-- Start Given data --

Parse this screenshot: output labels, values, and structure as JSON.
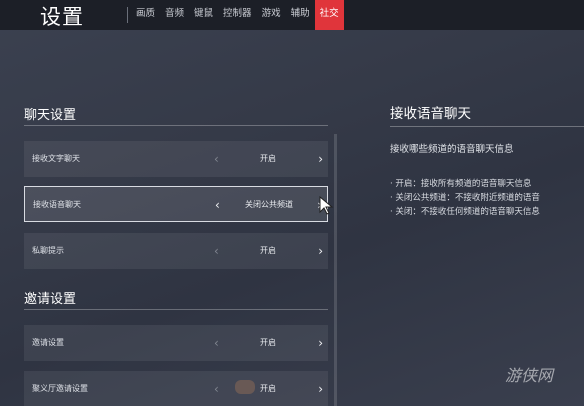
{
  "header": {
    "title": "设置",
    "tabs": [
      {
        "label": "画质"
      },
      {
        "label": "音频"
      },
      {
        "label": "键鼠"
      },
      {
        "label": "控制器"
      },
      {
        "label": "游戏"
      },
      {
        "label": "辅助"
      },
      {
        "label": "社交"
      }
    ],
    "active_tab": "社交"
  },
  "sections": {
    "chat": {
      "title": "聊天设置",
      "rows": [
        {
          "label": "接收文字聊天",
          "value": "开启"
        },
        {
          "label": "接收语音聊天",
          "value": "关闭公共频道"
        },
        {
          "label": "私聊提示",
          "value": "开启"
        }
      ]
    },
    "invite": {
      "title": "邀请设置",
      "rows": [
        {
          "label": "邀请设置",
          "value": "开启"
        },
        {
          "label": "聚义厅邀请设置",
          "value": "开启"
        }
      ]
    }
  },
  "detail": {
    "title": "接收语音聊天",
    "description": "接收哪些频道的语音聊天信息",
    "options": [
      "· 开启：接收所有频道的语音聊天信息",
      "· 关闭公共频道：不接收附近频道的语音",
      "· 关闭：不接收任何频道的语音聊天信息"
    ]
  },
  "watermark": "游侠网",
  "colors": {
    "accent": "#e0353b",
    "topbar": "#1c1f27",
    "background": "#353a48"
  },
  "icons": {
    "left_arrow": "chevron-left-icon",
    "right_arrow": "chevron-right-icon",
    "cursor": "mouse-cursor-icon"
  }
}
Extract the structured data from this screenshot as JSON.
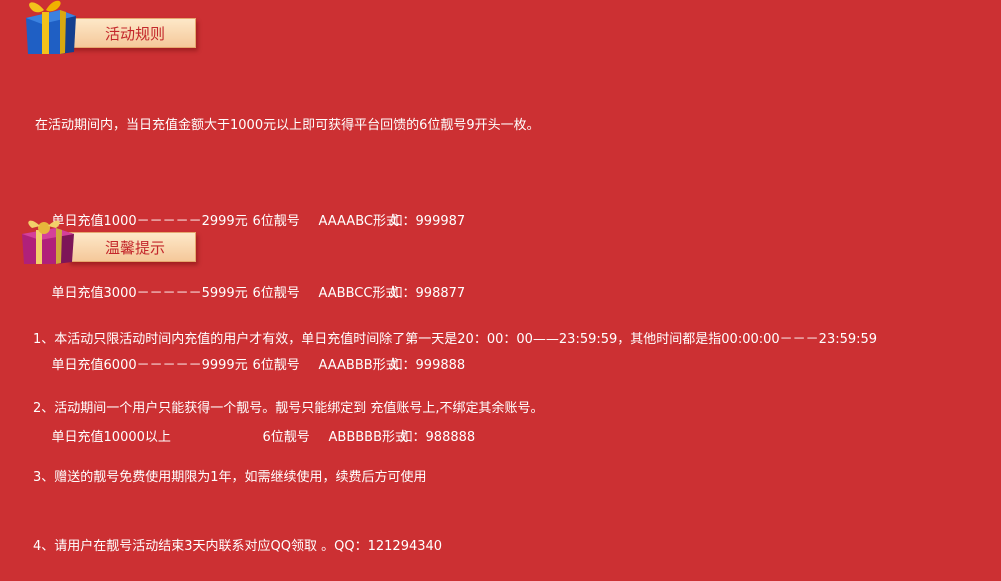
{
  "rules": {
    "title": "活动规则",
    "intro": "在活动期间内，当日充值金额大于1000元以上即可获得平台回馈的6位靓号9开头一枚。",
    "tiers": [
      {
        "range": "单日充值1000－－－－－2999元",
        "digits": "6位靓号",
        "pattern": "AAAABC形式",
        "example": "如：999987"
      },
      {
        "range": "单日充值3000－－－－－5999元",
        "digits": "6位靓号",
        "pattern": "AABBCC形式",
        "example": "如：998877"
      },
      {
        "range": "单日充值6000－－－－－9999元",
        "digits": "6位靓号",
        "pattern": "AAABBB形式",
        "example": "如：999888"
      },
      {
        "range": "单日充值10000以上",
        "digits": "6位靓号",
        "pattern": "ABBBBB形式",
        "example": "如：988888"
      }
    ]
  },
  "tips": {
    "title": "温馨提示",
    "items": [
      "1、本活动只限活动时间内充值的用户才有效，单日充值时间除了第一天是20：00：00——23:59:59，其他时间都是指00:00:00－－－23:59:59",
      "2、活动期间一个用户只能获得一个靓号。靓号只能绑定到 充值账号上,不绑定其余账号。",
      "3、赠送的靓号免费使用期限为1年，如需继续使用，续费后方可使用",
      "4、请用户在靓号活动结束3天内联系对应QQ领取 。QQ：121294340"
    ]
  },
  "colors": {
    "background": "#cc3033",
    "tag_bg": "#f9d9b2",
    "tag_text": "#c3272b",
    "text": "#ffffff"
  }
}
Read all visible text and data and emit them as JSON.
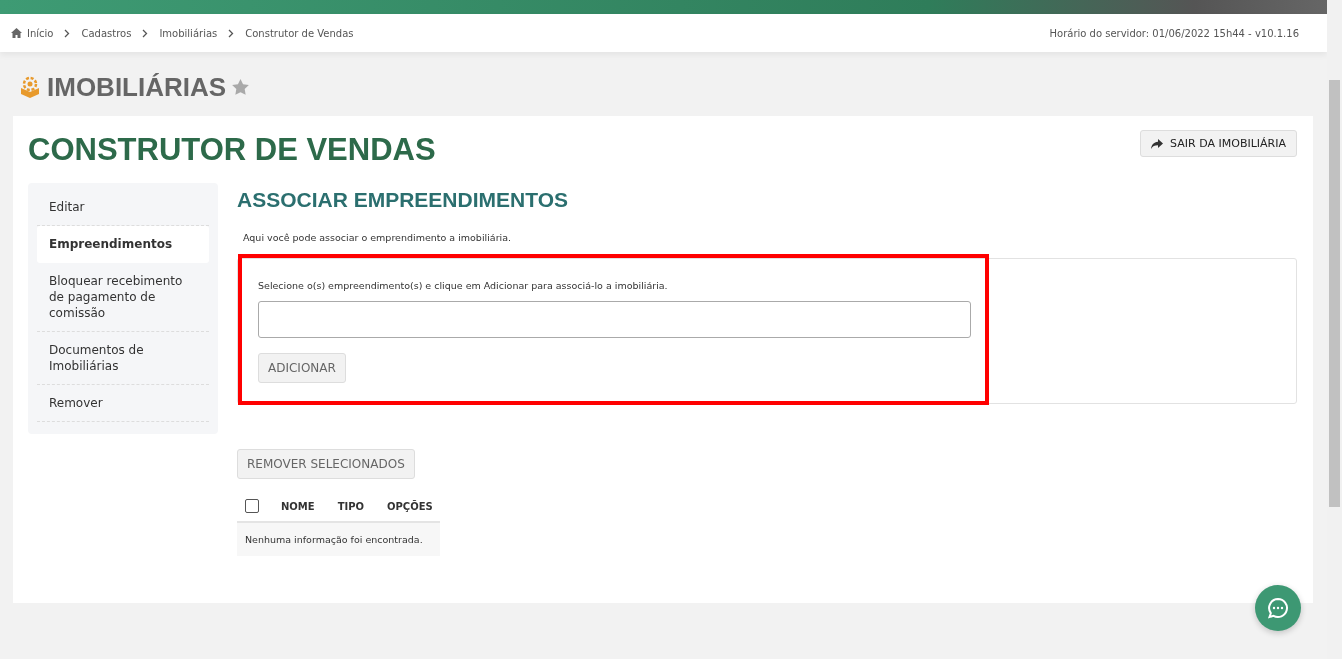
{
  "breadcrumb": [
    {
      "label": "Início",
      "kind": "home"
    },
    {
      "label": "Cadastros",
      "kind": "link"
    },
    {
      "label": "Imobiliárias",
      "kind": "link"
    },
    {
      "label": "Construtor de Vendas",
      "kind": "current"
    }
  ],
  "server_time": "Horário do servidor: 01/06/2022 15h44 - v10.1.16",
  "page_title": "IMOBILIÁRIAS",
  "card": {
    "title": "CONSTRUTOR DE VENDAS",
    "exit_button": "SAIR DA IMOBILIÁRIA"
  },
  "sidebar": {
    "items": [
      {
        "label": "Editar",
        "selected": false
      },
      {
        "label": "Empreendimentos",
        "selected": true
      },
      {
        "label": "Bloquear recebimento de pagamento de comissão",
        "selected": false
      },
      {
        "label": "Documentos de Imobiliárias",
        "selected": false
      },
      {
        "label": "Remover",
        "selected": false
      }
    ]
  },
  "section": {
    "title": "ASSOCIAR EMPREENDIMENTOS",
    "description": "Aqui você pode associar o emprendimento a imobiliária.",
    "instruction": "Selecione o(s) empreendimento(s) e clique em Adicionar para associá-lo a imobiliária.",
    "add_button": "ADICIONAR",
    "remove_button": "REMOVER SELECIONADOS"
  },
  "table": {
    "select_all": {
      "checked": false
    },
    "columns": [
      "NOME",
      "TIPO",
      "OPÇÕES"
    ],
    "empty_message": "Nenhuma informação foi encontrada."
  }
}
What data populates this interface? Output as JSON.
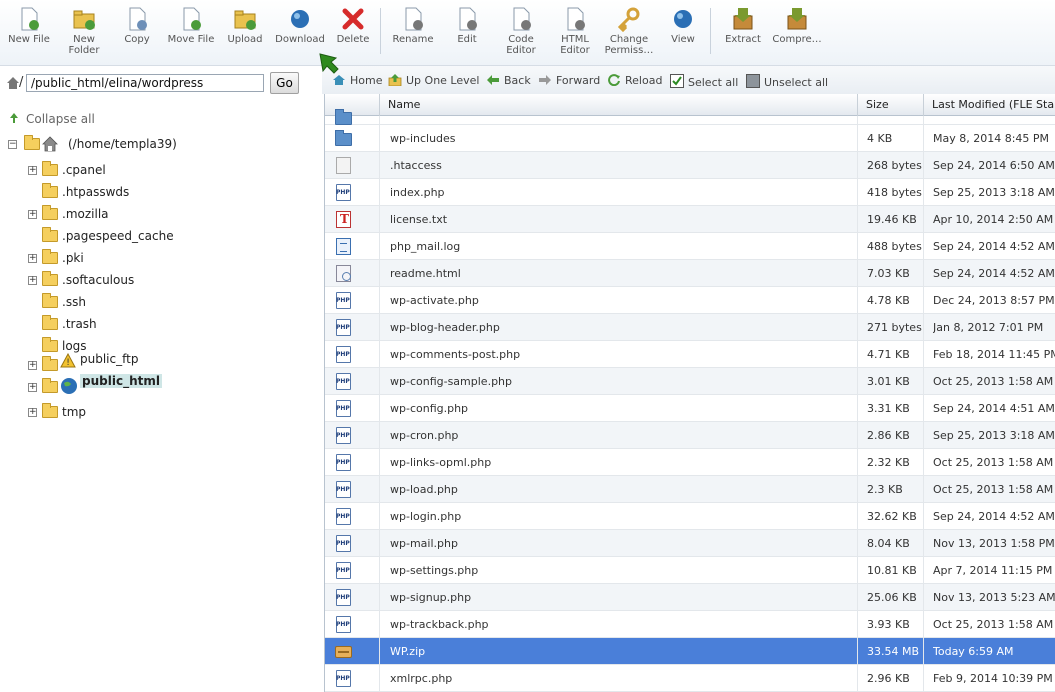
{
  "toolbar": {
    "buttons": [
      {
        "label": "New File",
        "icon": "new-file-icon"
      },
      {
        "label": "New\nFolder",
        "icon": "new-folder-icon"
      },
      {
        "label": "Copy",
        "icon": "copy-icon"
      },
      {
        "label": "Move File",
        "icon": "move-file-icon"
      },
      {
        "label": "Upload",
        "icon": "upload-icon"
      },
      {
        "label": "Download",
        "icon": "download-icon"
      },
      {
        "label": "Delete",
        "icon": "delete-icon"
      },
      {
        "label": "Rename",
        "icon": "rename-icon"
      },
      {
        "label": "Edit",
        "icon": "edit-icon"
      },
      {
        "label": "Code\nEditor",
        "icon": "code-editor-icon"
      },
      {
        "label": "HTML\nEditor",
        "icon": "html-editor-icon"
      },
      {
        "label": "Change\nPermiss…",
        "icon": "change-permissions-icon"
      },
      {
        "label": "View",
        "icon": "view-icon"
      },
      {
        "label": "Extract",
        "icon": "extract-icon"
      },
      {
        "label": "Compre…",
        "icon": "compress-icon"
      }
    ]
  },
  "pathbar": {
    "value": "/public_html/elina/wordpress",
    "go_label": "Go"
  },
  "tree": {
    "collapse_label": "Collapse all",
    "root": "(/home/templa39)",
    "items": [
      {
        "name": ".cpanel",
        "expandable": true
      },
      {
        "name": ".htpasswds",
        "expandable": false
      },
      {
        "name": ".mozilla",
        "expandable": true
      },
      {
        "name": ".pagespeed_cache",
        "expandable": false
      },
      {
        "name": ".pki",
        "expandable": true
      },
      {
        "name": ".softaculous",
        "expandable": true
      },
      {
        "name": ".ssh",
        "expandable": false
      },
      {
        "name": ".trash",
        "expandable": false
      },
      {
        "name": "logs",
        "expandable": false
      },
      {
        "name": "public_ftp",
        "expandable": true
      },
      {
        "name": "public_html",
        "expandable": true
      },
      {
        "name": "tmp",
        "expandable": true
      }
    ]
  },
  "nav": {
    "home": "Home",
    "up": "Up One Level",
    "back": "Back",
    "forward": "Forward",
    "reload": "Reload",
    "select_all": "Select all",
    "unselect_all": "Unselect all"
  },
  "table": {
    "headers": {
      "name": "Name",
      "size": "Size",
      "modified": "Last Modified (FLE Stand"
    },
    "rows": [
      {
        "name": "wp-includes",
        "size": "4 KB",
        "modified": "May 8, 2014 8:45 PM",
        "type": "folder"
      },
      {
        "name": ".htaccess",
        "size": "268 bytes",
        "modified": "Sep 24, 2014 6:50 AM",
        "type": "generic"
      },
      {
        "name": "index.php",
        "size": "418 bytes",
        "modified": "Sep 25, 2013 3:18 AM",
        "type": "php"
      },
      {
        "name": "license.txt",
        "size": "19.46 KB",
        "modified": "Apr 10, 2014 2:50 AM",
        "type": "text"
      },
      {
        "name": "php_mail.log",
        "size": "488 bytes",
        "modified": "Sep 24, 2014 4:52 AM",
        "type": "log"
      },
      {
        "name": "readme.html",
        "size": "7.03 KB",
        "modified": "Sep 24, 2014 4:52 AM",
        "type": "html"
      },
      {
        "name": "wp-activate.php",
        "size": "4.78 KB",
        "modified": "Dec 24, 2013 8:57 PM",
        "type": "php"
      },
      {
        "name": "wp-blog-header.php",
        "size": "271 bytes",
        "modified": "Jan 8, 2012 7:01 PM",
        "type": "php"
      },
      {
        "name": "wp-comments-post.php",
        "size": "4.71 KB",
        "modified": "Feb 18, 2014 11:45 PM",
        "type": "php"
      },
      {
        "name": "wp-config-sample.php",
        "size": "3.01 KB",
        "modified": "Oct 25, 2013 1:58 AM",
        "type": "php"
      },
      {
        "name": "wp-config.php",
        "size": "3.31 KB",
        "modified": "Sep 24, 2014 4:51 AM",
        "type": "php"
      },
      {
        "name": "wp-cron.php",
        "size": "2.86 KB",
        "modified": "Sep 25, 2013 3:18 AM",
        "type": "php"
      },
      {
        "name": "wp-links-opml.php",
        "size": "2.32 KB",
        "modified": "Oct 25, 2013 1:58 AM",
        "type": "php"
      },
      {
        "name": "wp-load.php",
        "size": "2.3 KB",
        "modified": "Oct 25, 2013 1:58 AM",
        "type": "php"
      },
      {
        "name": "wp-login.php",
        "size": "32.62 KB",
        "modified": "Sep 24, 2014 4:52 AM",
        "type": "php"
      },
      {
        "name": "wp-mail.php",
        "size": "8.04 KB",
        "modified": "Nov 13, 2013 1:58 PM",
        "type": "php"
      },
      {
        "name": "wp-settings.php",
        "size": "10.81 KB",
        "modified": "Apr 7, 2014 11:15 PM",
        "type": "php"
      },
      {
        "name": "wp-signup.php",
        "size": "25.06 KB",
        "modified": "Nov 13, 2013 5:23 AM",
        "type": "php"
      },
      {
        "name": "wp-trackback.php",
        "size": "3.93 KB",
        "modified": "Oct 25, 2013 1:58 AM",
        "type": "php"
      },
      {
        "name": "WP.zip",
        "size": "33.54 MB",
        "modified": "Today 6:59 AM",
        "type": "zip",
        "selected": true
      },
      {
        "name": "xmlrpc.php",
        "size": "2.96 KB",
        "modified": "Feb 9, 2014 10:39 PM",
        "type": "php"
      }
    ]
  },
  "colors": {
    "selected_row": "#4a7fd9",
    "arrow": "#2f8a1e"
  }
}
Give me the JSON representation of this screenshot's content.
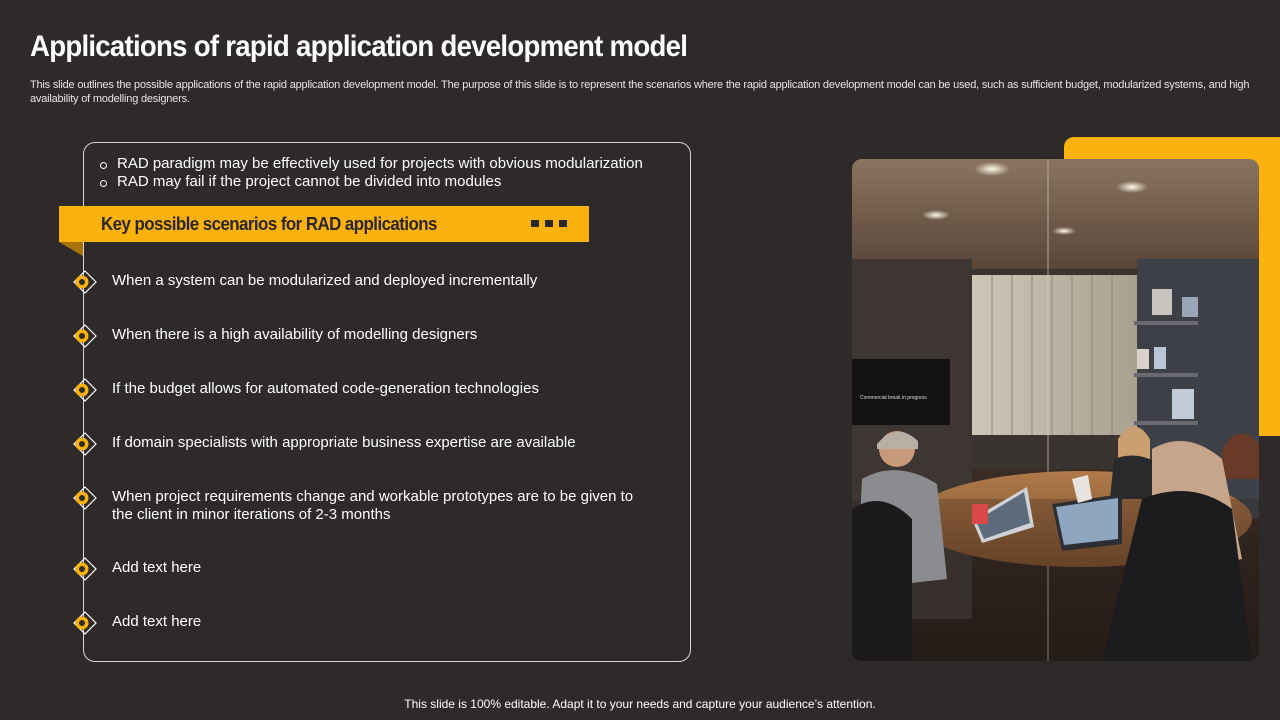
{
  "slide": {
    "title": "Applications of rapid application development model",
    "subtitle": "This slide outlines the possible applications of the rapid application development model. The purpose of this slide is to represent the scenarios where the rapid application development model can be used, such as sufficient budget, modularized systems, and high availability of modelling designers.",
    "footer": "This slide is 100% editable. Adapt it to your needs and capture your audience’s attention."
  },
  "intro_points": [
    "RAD paradigm may be effectively used for projects with obvious modularization",
    "RAD may fail if the project cannot be divided into modules"
  ],
  "banner": {
    "heading": "Key possible scenarios for RAD applications"
  },
  "scenarios": [
    "When a system can be modularized and deployed incrementally",
    "When there is a high availability  of modelling designers",
    "If the budget allows for automated code-generation technologies",
    "If domain specialists with appropriate business expertise are available",
    "When project requirements change and workable prototypes are to be given to the client in minor iterations of 2-3 months",
    "Add text here",
    "Add text here"
  ],
  "photo": {
    "screen_caption": "Commercial break in progress",
    "icon": "meeting-room-photo"
  },
  "colors": {
    "background": "#2f2a2a",
    "accent": "#fbb20f",
    "text": "#ffffff"
  }
}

-- End Given data --

◆ Written instruction
Using the listing above, return all lines where the word "screenshot" occurs.

◆ Response
Parse this screenshot: output labels, values, and structure as JSON.
Extract the structured data from this screenshot as JSON.
Give me the JSON representation of this screenshot's content.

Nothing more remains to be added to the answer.